→ WHAT YOU HAVE TO DO
Every entry should be repeated exactly. Omit the pictures.

→ DATA EXCERPTS
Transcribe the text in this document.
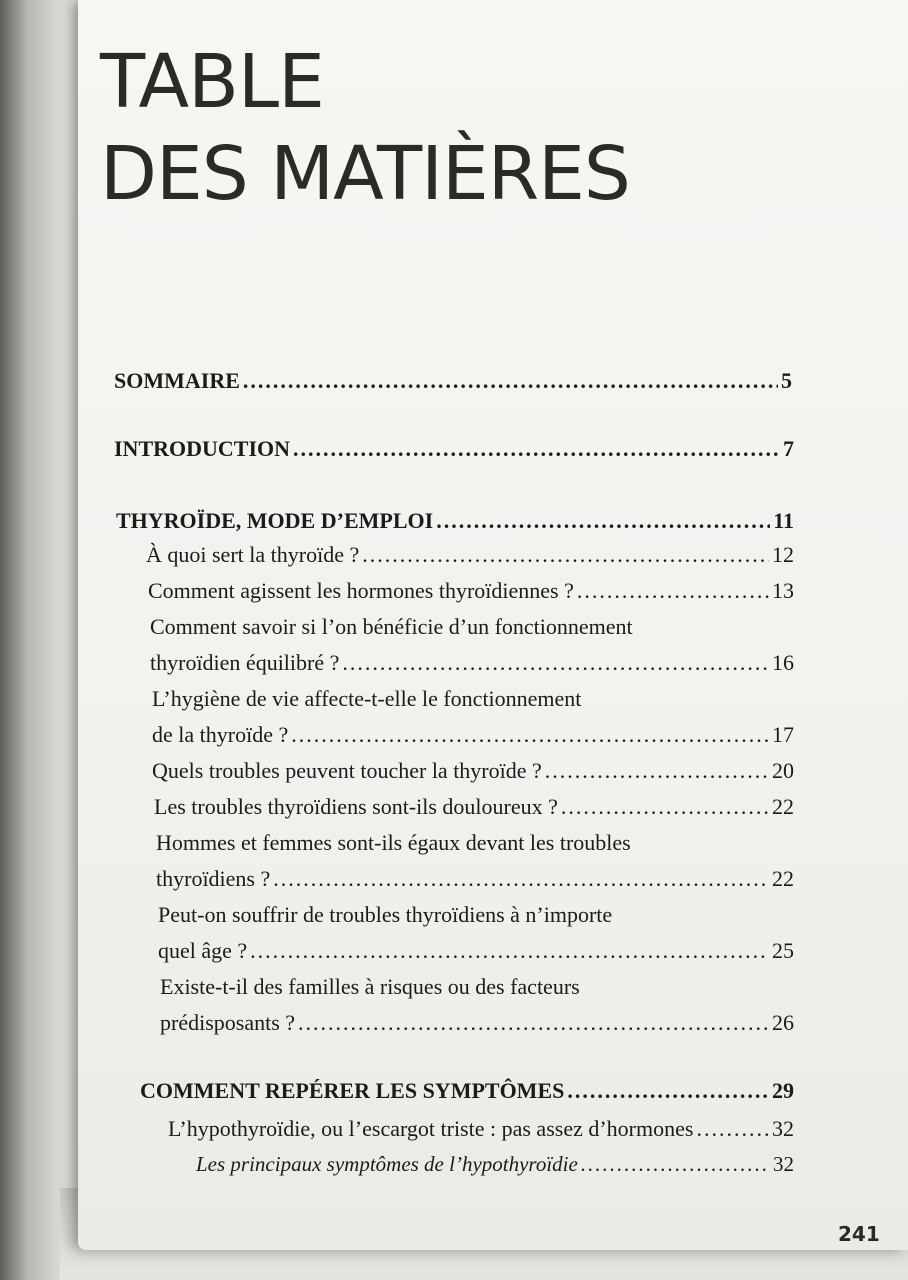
TABLE
DES MATIÈRES
SOMMAIRE .....	5
INTRODUCTION .....	7
THYROÏDE, MODE D’EMPLOI .....	11
À quoi sert la thyroïde ? .....	12
Comment agissent les hormones thyroïdiennes ? .....	13
Comment savoir si l’on bénéficie d’un fonctionnement
thyroïdien équilibré ? .....	16
L’hygiène de vie affecte-t-elle le fonctionnement
de la thyroïde ? .....	17
Quels troubles peuvent toucher la thyroïde ? .....	20
Les troubles thyroïdiens sont-ils douloureux ? .....	22
Hommes et femmes sont-ils égaux devant les troubles
thyroïdiens ? .....	22
Peut-on souffrir de troubles thyroïdiens à n’importe
quel âge ? .....	25
Existe-t-il des familles à risques ou des facteurs
prédisposants ? .....	26
COMMENT REPÉRER LES SYMPTÔMES .....	29
L’hypothyroïdie, ou l’escargot triste : pas assez d’hormones .....	32
Les principaux symptômes de l’hypothyroïdie .....	32
241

→ RESULT OF THIS TASK
Transcribe the text in this document.
TABLE
DES MATIÈRES
SOMMAIRE .....	5
INTRODUCTION .....	7
THYROÏDE, MODE D’EMPLOI .....	11
À quoi sert la thyroïde ? .....	12
Comment agissent les hormones thyroïdiennes ? .....	13
Comment savoir si l’on bénéficie d’un fonctionnement
thyroïdien équilibré ? .....	16
L’hygiène de vie affecte-t-elle le fonctionnement
de la thyroïde ? .....	17
Quels troubles peuvent toucher la thyroïde ? .....	20
Les troubles thyroïdiens sont-ils douloureux ? .....	22
Hommes et femmes sont-ils égaux devant les troubles
thyroïdiens ? .....	22
Peut-on souffrir de troubles thyroïdiens à n’importe
quel âge ? .....	25
Existe-t-il des familles à risques ou des facteurs
prédisposants ? .....	26
COMMENT REPÉRER LES SYMPTÔMES .....	29
L’hypothyroïdie, ou l’escargot triste : pas assez d’hormones .....	32
Les principaux symptômes de l’hypothyroïdie .....	32
241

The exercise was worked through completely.